─── Record set ───

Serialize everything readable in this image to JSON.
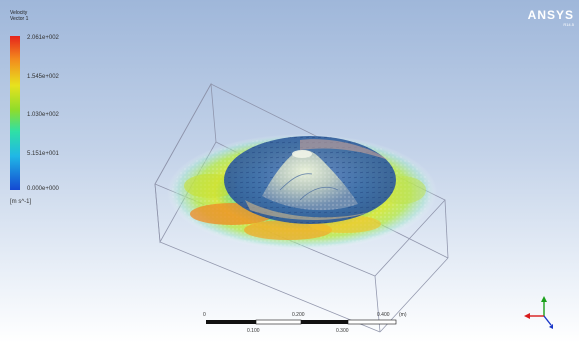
{
  "legend": {
    "title_line1": "Velocity",
    "title_line2": "Vector 1",
    "labels": [
      "2.061e+002",
      "1.545e+002",
      "1.030e+002",
      "5.151e+001",
      "0.000e+000"
    ],
    "unit": "[m s^-1]",
    "colors": [
      "#e6241c",
      "#f38a1d",
      "#e8e21e",
      "#2fe0a6",
      "#1448d2"
    ]
  },
  "logo": {
    "name": "ANSYS",
    "sub": "R14.5"
  },
  "scale": {
    "top_labels": [
      "0",
      "0.200",
      "0.400",
      "(m)"
    ],
    "bottom_labels": [
      "0.100",
      "0.300"
    ]
  },
  "axes": {
    "x_color": "#d81b1b",
    "y_color": "#1aa01a",
    "z_color": "#1a37c8"
  },
  "icons": {
    "logo": "ansys-logo",
    "triad": "axis-triad-icon",
    "scale": "scale-bar"
  }
}
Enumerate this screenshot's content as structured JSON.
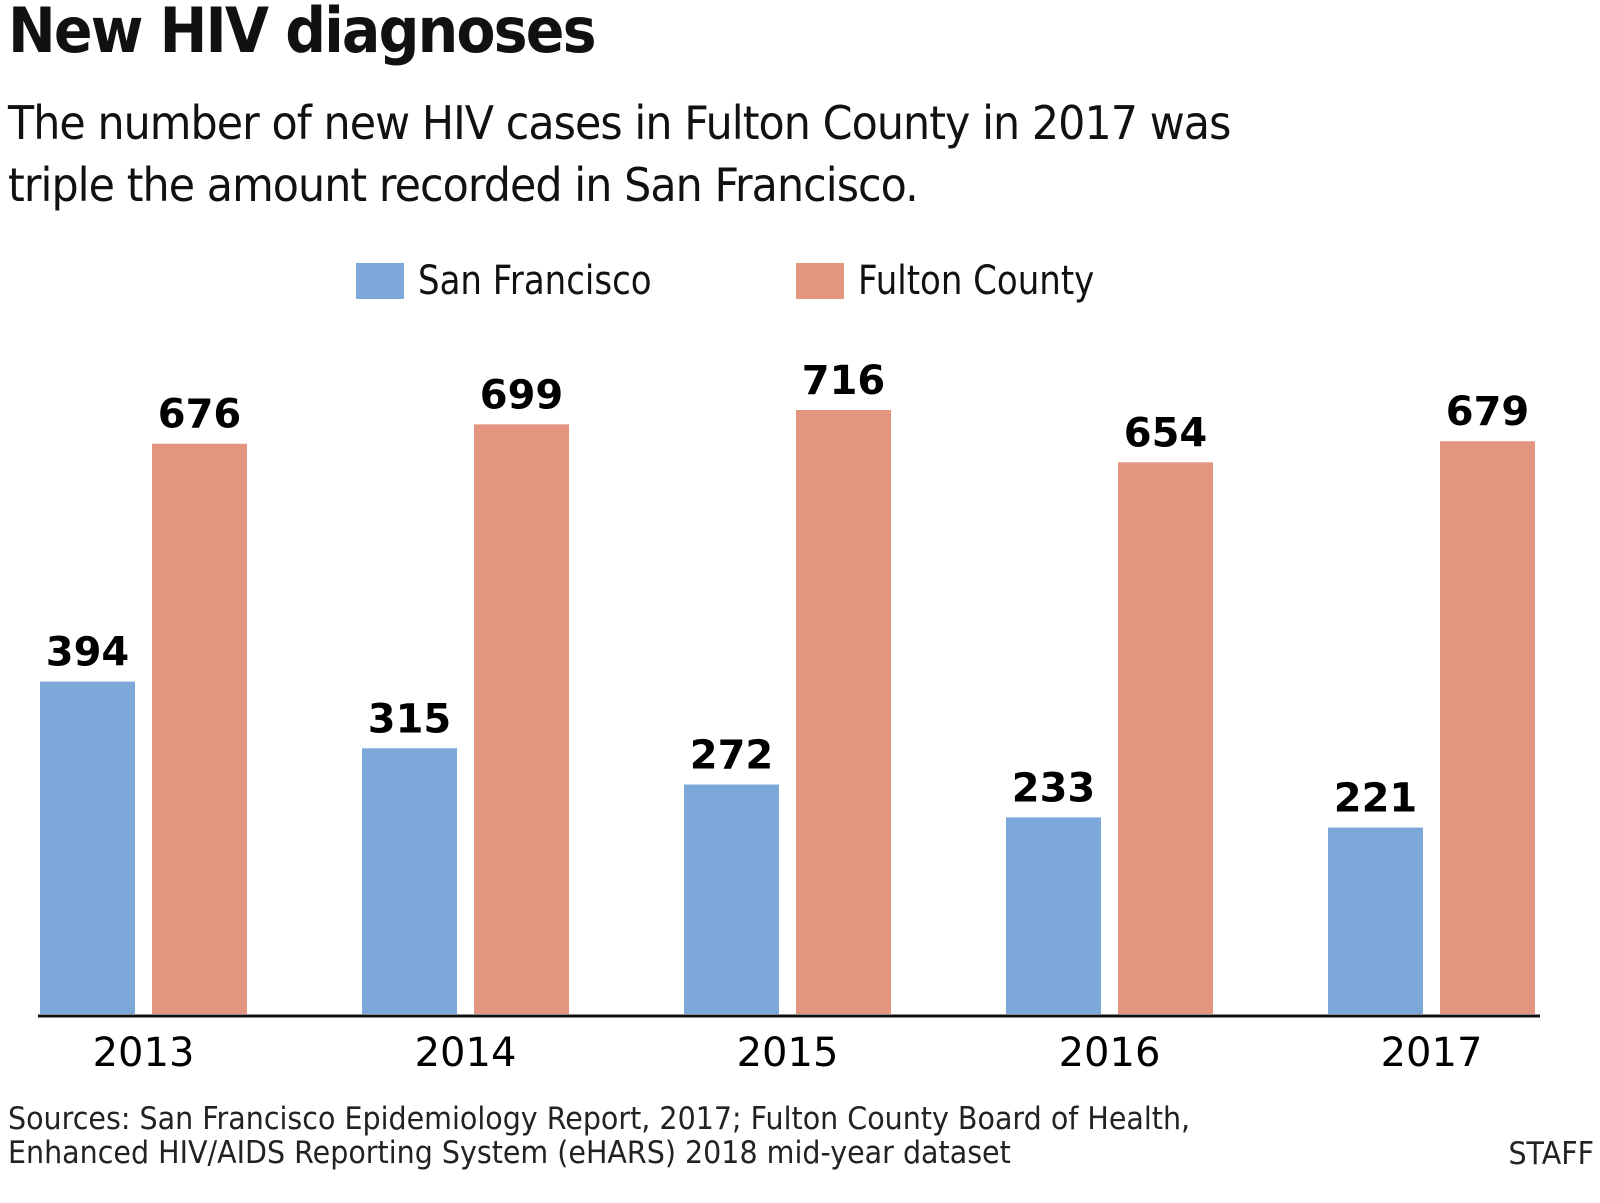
{
  "header": {
    "title": "New HIV diagnoses",
    "subtitle": "The number of new HIV cases in Fulton County in 2017 was triple the amount recorded in San Francisco."
  },
  "footer": {
    "sources": "Sources: San Francisco Epidemiology Report, 2017; Fulton County Board of Health, Enhanced HIV/AIDS Reporting System (eHARS) 2018 mid-year dataset",
    "credit": "STAFF"
  },
  "chart_data": {
    "type": "bar",
    "title": "New HIV diagnoses",
    "subtitle": "The number of new HIV cases in Fulton County in 2017 was triple the amount recorded in San Francisco.",
    "xlabel": "",
    "ylabel": "",
    "categories": [
      "2013",
      "2014",
      "2015",
      "2016",
      "2017"
    ],
    "series": [
      {
        "name": "San Francisco",
        "color": "#7ba7d9",
        "values": [
          394,
          315,
          272,
          233,
          221
        ]
      },
      {
        "name": "Fulton County",
        "color": "#e49580",
        "values": [
          676,
          699,
          716,
          654,
          679
        ]
      }
    ],
    "ylim": [
      0,
      716
    ],
    "grid": false,
    "legend": "top-center",
    "data_labels": true
  }
}
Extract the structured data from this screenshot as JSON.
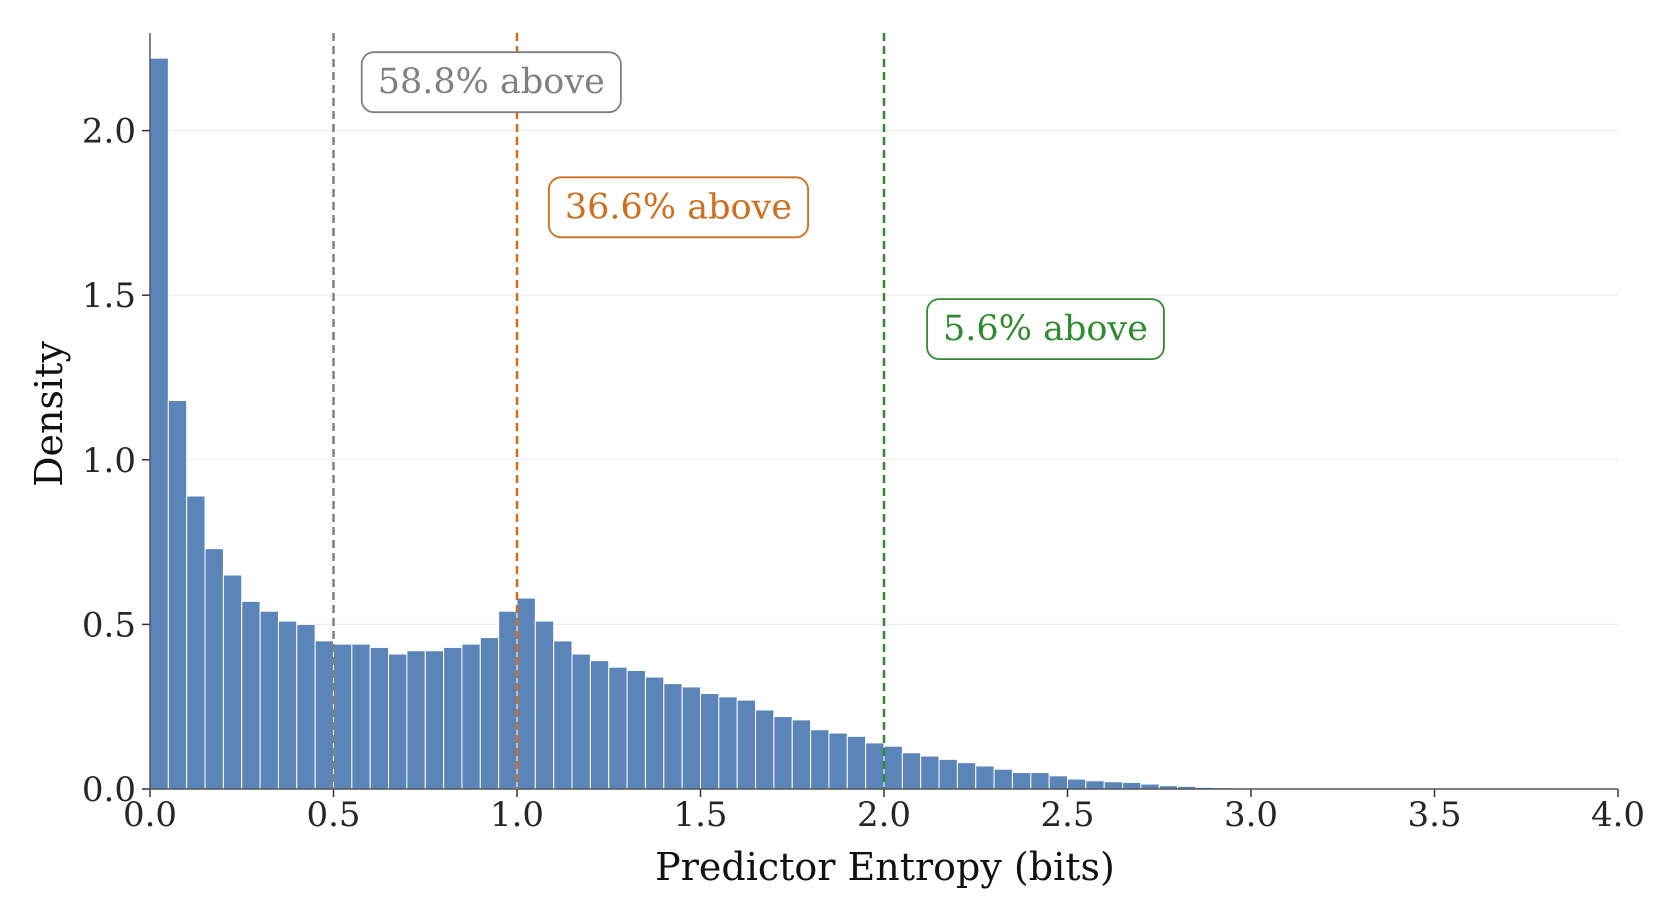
{
  "chart_data": {
    "type": "bar",
    "xlabel": "Predictor Entropy (bits)",
    "ylabel": "Density",
    "xlim": [
      0.0,
      4.0
    ],
    "ylim": [
      0.0,
      2.26
    ],
    "x_ticks": [
      "0.0",
      "0.5",
      "1.0",
      "1.5",
      "2.0",
      "2.5",
      "3.0",
      "3.5",
      "4.0"
    ],
    "y_ticks": [
      "0.0",
      "0.5",
      "1.0",
      "1.5",
      "2.0"
    ],
    "grid": "horizontal",
    "bin_width": 0.05,
    "bin_start": 0.0,
    "values": [
      2.22,
      1.18,
      0.89,
      0.73,
      0.65,
      0.57,
      0.54,
      0.51,
      0.5,
      0.45,
      0.44,
      0.44,
      0.43,
      0.41,
      0.42,
      0.42,
      0.43,
      0.44,
      0.46,
      0.54,
      0.58,
      0.51,
      0.45,
      0.41,
      0.39,
      0.37,
      0.36,
      0.34,
      0.32,
      0.31,
      0.29,
      0.28,
      0.27,
      0.24,
      0.22,
      0.21,
      0.18,
      0.17,
      0.16,
      0.14,
      0.13,
      0.11,
      0.1,
      0.09,
      0.08,
      0.07,
      0.06,
      0.05,
      0.05,
      0.04,
      0.03,
      0.025,
      0.022,
      0.02,
      0.015,
      0.01,
      0.008,
      0.005,
      0.004,
      0.003,
      0.002
    ],
    "bar_color": "#5b84b8",
    "thresholds": [
      {
        "x": 0.5,
        "color": "#808080",
        "label": "58.8% above",
        "label_x": 0.93,
        "label_y": 2.15
      },
      {
        "x": 1.0,
        "color": "#d06e1e",
        "label": "36.6% above",
        "label_x": 1.44,
        "label_y": 1.77
      },
      {
        "x": 2.0,
        "color": "#2e8b2e",
        "label": "5.6% above",
        "label_x": 2.44,
        "label_y": 1.4
      }
    ]
  }
}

───

## Stated problem:
Using the entries above, return each line in which the word "this" occurs.

## Task result:
Serialize everything readable in this image to JSON.
Enumerate this screenshot's content as structured JSON.
Extract the structured data from this screenshot as JSON.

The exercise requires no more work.